→ EXERCISE PROMPT:
Say how many lines include "كانت", with no words around the number.

→ DATA RECORDS:

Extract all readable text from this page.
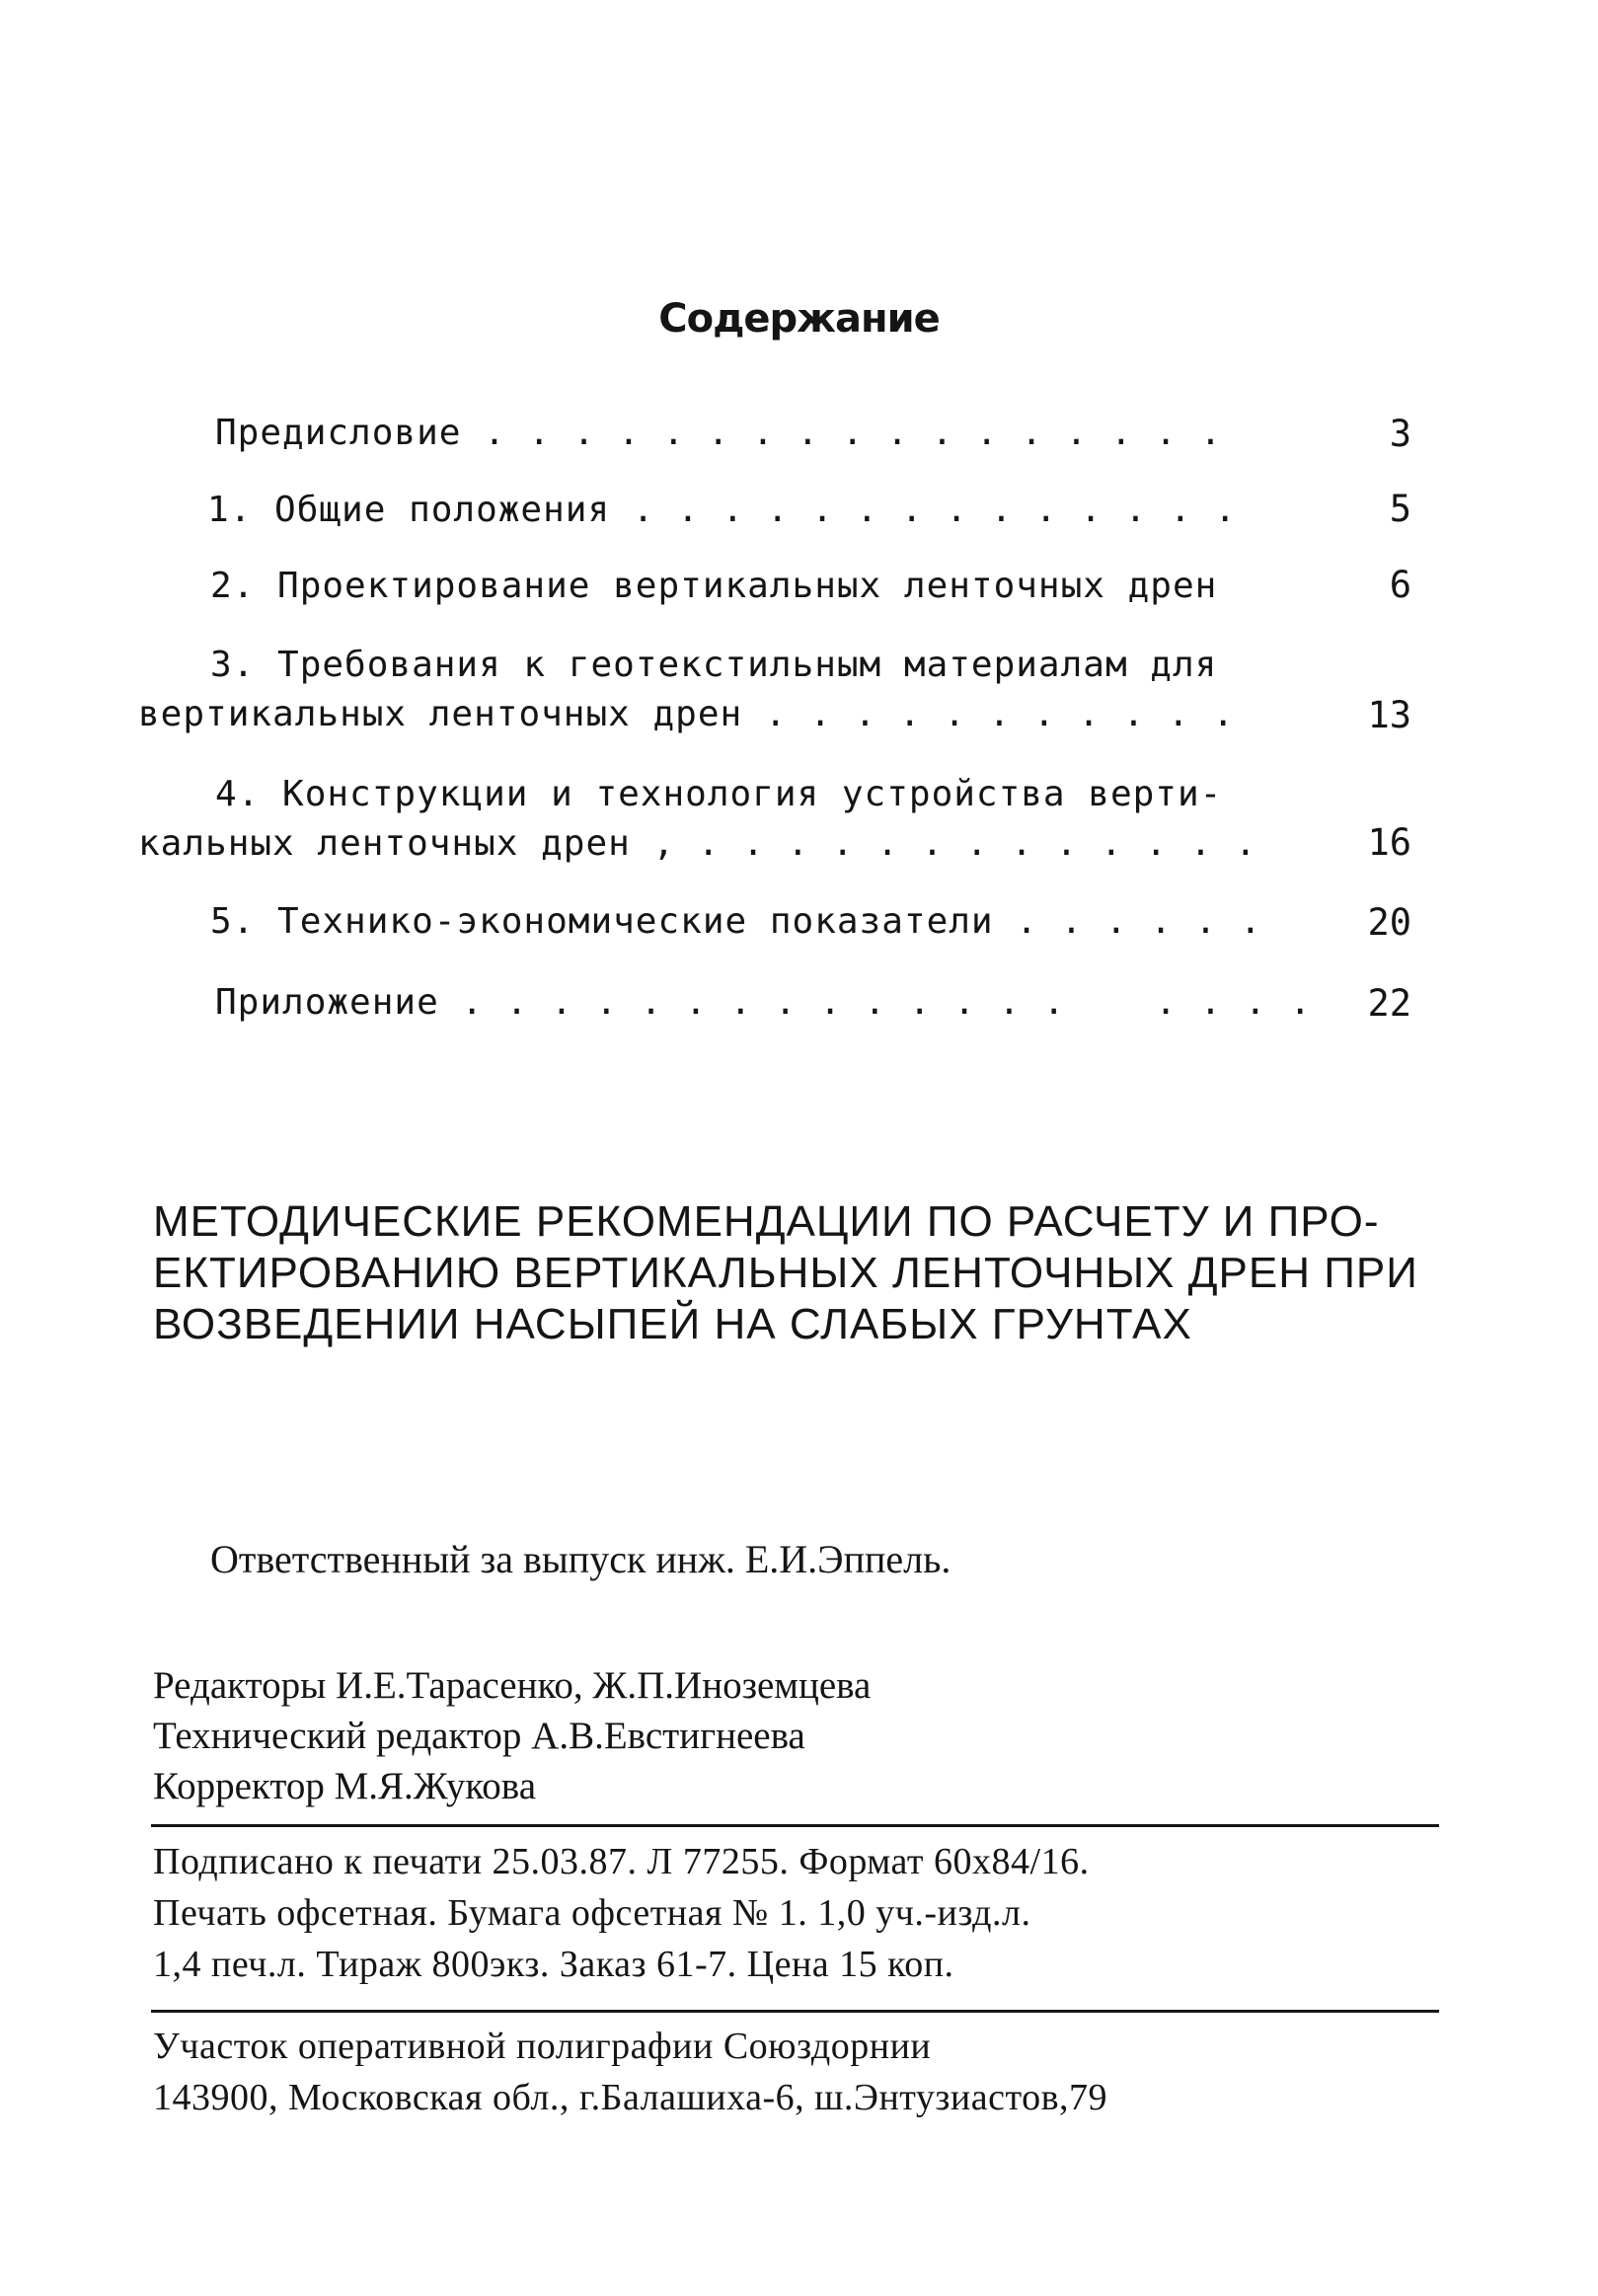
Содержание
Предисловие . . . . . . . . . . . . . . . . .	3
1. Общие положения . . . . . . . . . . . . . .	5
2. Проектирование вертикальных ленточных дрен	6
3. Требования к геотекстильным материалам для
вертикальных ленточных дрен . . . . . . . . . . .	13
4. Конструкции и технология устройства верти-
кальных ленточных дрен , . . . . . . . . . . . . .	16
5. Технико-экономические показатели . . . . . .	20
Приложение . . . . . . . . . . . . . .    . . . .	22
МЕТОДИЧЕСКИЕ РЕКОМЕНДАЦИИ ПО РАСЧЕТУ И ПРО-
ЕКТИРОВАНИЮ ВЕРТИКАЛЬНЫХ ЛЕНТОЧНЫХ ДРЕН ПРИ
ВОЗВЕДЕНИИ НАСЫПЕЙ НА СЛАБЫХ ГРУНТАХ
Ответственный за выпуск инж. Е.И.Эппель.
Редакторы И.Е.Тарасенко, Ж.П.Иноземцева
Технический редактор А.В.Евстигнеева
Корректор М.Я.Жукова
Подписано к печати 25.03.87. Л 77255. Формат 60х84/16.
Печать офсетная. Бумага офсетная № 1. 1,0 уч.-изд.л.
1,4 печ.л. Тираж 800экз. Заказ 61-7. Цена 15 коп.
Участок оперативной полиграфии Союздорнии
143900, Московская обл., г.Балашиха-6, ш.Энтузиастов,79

* * *

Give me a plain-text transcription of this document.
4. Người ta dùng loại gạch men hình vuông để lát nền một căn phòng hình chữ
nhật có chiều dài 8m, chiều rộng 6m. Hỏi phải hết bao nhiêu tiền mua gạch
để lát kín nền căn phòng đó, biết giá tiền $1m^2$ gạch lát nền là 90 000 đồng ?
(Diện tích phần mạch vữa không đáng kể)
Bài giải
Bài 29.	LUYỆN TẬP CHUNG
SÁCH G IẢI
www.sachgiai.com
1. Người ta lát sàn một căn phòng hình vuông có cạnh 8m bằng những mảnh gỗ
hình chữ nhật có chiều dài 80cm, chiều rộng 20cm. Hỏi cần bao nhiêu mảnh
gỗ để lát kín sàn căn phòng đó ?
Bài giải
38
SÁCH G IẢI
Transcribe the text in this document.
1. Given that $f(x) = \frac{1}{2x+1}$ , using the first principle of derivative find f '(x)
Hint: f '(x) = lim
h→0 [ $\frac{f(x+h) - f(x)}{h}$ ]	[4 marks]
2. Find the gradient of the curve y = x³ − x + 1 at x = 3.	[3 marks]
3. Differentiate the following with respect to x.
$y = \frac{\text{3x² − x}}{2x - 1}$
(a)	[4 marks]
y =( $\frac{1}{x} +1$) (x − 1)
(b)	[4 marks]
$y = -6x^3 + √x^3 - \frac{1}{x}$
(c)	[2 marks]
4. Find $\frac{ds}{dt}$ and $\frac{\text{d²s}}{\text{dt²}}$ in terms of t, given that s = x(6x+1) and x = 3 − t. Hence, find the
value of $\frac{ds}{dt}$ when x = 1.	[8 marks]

---

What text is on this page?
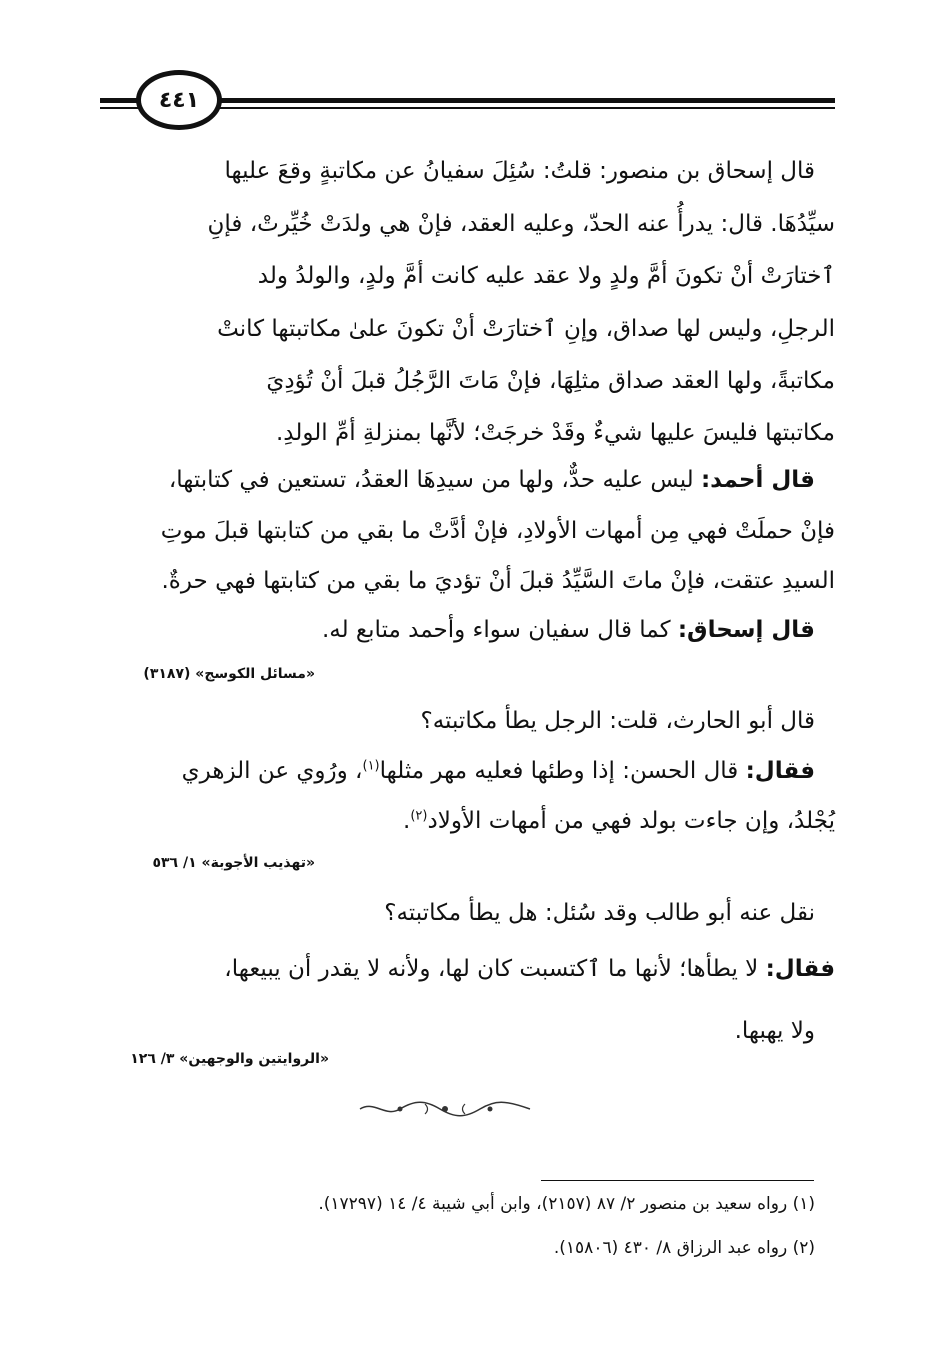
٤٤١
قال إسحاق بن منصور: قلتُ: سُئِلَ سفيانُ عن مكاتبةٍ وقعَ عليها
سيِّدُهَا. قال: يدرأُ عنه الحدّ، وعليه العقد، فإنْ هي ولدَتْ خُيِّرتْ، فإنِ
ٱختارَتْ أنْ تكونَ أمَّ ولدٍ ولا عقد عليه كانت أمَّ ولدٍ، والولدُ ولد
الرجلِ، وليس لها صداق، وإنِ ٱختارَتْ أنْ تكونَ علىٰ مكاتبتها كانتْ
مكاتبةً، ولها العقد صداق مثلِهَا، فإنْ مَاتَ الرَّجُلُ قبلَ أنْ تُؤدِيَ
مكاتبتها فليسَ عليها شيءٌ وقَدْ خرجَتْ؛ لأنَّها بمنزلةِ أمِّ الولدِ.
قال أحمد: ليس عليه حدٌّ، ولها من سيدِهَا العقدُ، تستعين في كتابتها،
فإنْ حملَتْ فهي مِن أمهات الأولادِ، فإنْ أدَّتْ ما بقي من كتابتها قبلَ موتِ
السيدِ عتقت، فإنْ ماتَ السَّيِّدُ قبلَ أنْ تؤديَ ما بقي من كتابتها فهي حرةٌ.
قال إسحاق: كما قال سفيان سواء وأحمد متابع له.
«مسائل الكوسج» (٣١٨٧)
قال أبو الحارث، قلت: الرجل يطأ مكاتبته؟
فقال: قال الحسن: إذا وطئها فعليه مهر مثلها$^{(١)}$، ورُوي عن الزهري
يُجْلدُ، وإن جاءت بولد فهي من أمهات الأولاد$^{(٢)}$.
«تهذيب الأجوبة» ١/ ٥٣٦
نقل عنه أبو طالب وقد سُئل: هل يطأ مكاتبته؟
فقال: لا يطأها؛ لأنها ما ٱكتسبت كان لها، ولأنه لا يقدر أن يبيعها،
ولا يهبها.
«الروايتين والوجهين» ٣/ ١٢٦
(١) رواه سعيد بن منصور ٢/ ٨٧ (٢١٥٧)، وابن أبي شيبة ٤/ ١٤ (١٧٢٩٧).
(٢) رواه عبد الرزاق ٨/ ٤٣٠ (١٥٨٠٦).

→ EXERCISE SOLUTION:
2